Dataset
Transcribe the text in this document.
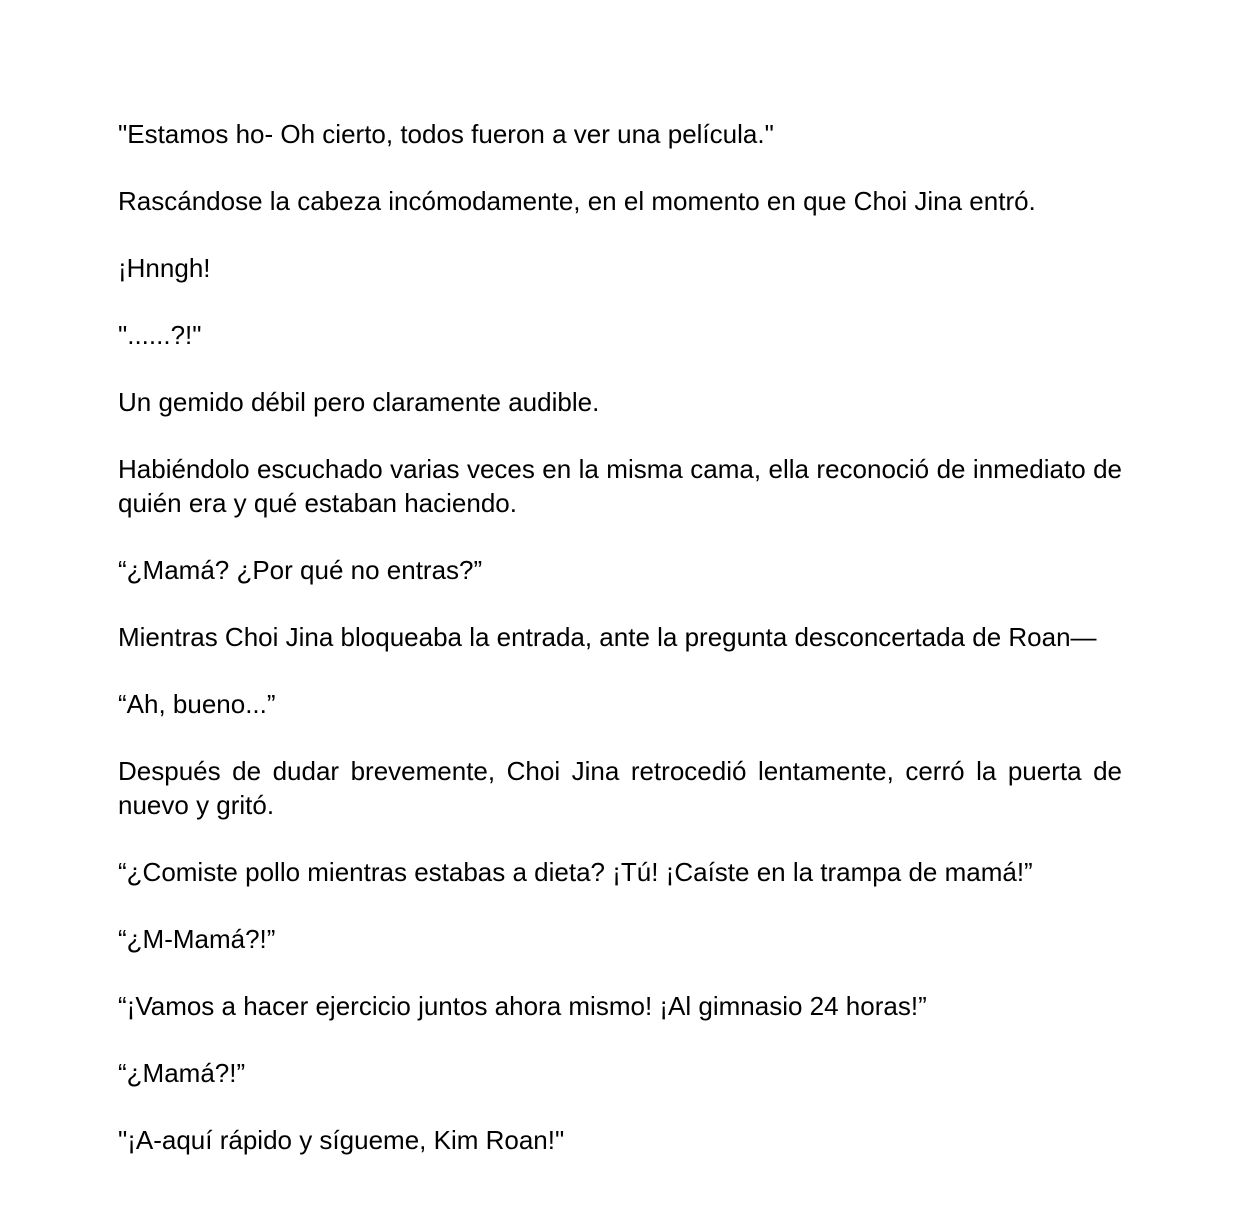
"Estamos ho- Oh cierto, todos fueron a ver una película."

Rascándose la cabeza incómodamente, en el momento en que Choi Jina entró.

¡Hnngh!

"......?!"

Un gemido débil pero claramente audible.

Habiéndolo escuchado varias veces en la misma cama, ella reconoció de inmediato de quién era y qué estaban haciendo.

“¿Mamá? ¿Por qué no entras?”

Mientras Choi Jina bloqueaba la entrada, ante la pregunta desconcertada de Roan—

“Ah, bueno...”

Después de dudar brevemente, Choi Jina retrocedió lentamente, cerró la puerta de nuevo y gritó.

“¿Comiste pollo mientras estabas a dieta? ¡Tú! ¡Caíste en la trampa de mamá!”

“¿M-Mamá?!”

“¡Vamos a hacer ejercicio juntos ahora mismo! ¡Al gimnasio 24 horas!”

“¿Mamá?!”

"¡A-aquí rápido y sígueme, Kim Roan!"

Your task
Leaving all pictures aside, quote each record exactly.

Solved exercise
Transcribe the text in this document.
"Estamos ho- Oh cierto, todos fueron a ver una película."

Rascándose la cabeza incómodamente, en el momento en que Choi Jina entró.

¡Hnngh!

"......?!"

Un gemido débil pero claramente audible.

Habiéndolo escuchado varias veces en la misma cama, ella reconoció de inmediato de quién era y qué estaban haciendo.

“¿Mamá? ¿Por qué no entras?”

Mientras Choi Jina bloqueaba la entrada, ante la pregunta desconcertada de Roan—

“Ah, bueno...”

Después de dudar brevemente, Choi Jina retrocedió lentamente, cerró la puerta de nuevo y gritó.

“¿Comiste pollo mientras estabas a dieta? ¡Tú! ¡Caíste en la trampa de mamá!”

“¿M-Mamá?!”

“¡Vamos a hacer ejercicio juntos ahora mismo! ¡Al gimnasio 24 horas!”

“¿Mamá?!”

"¡A-aquí rápido y sígueme, Kim Roan!"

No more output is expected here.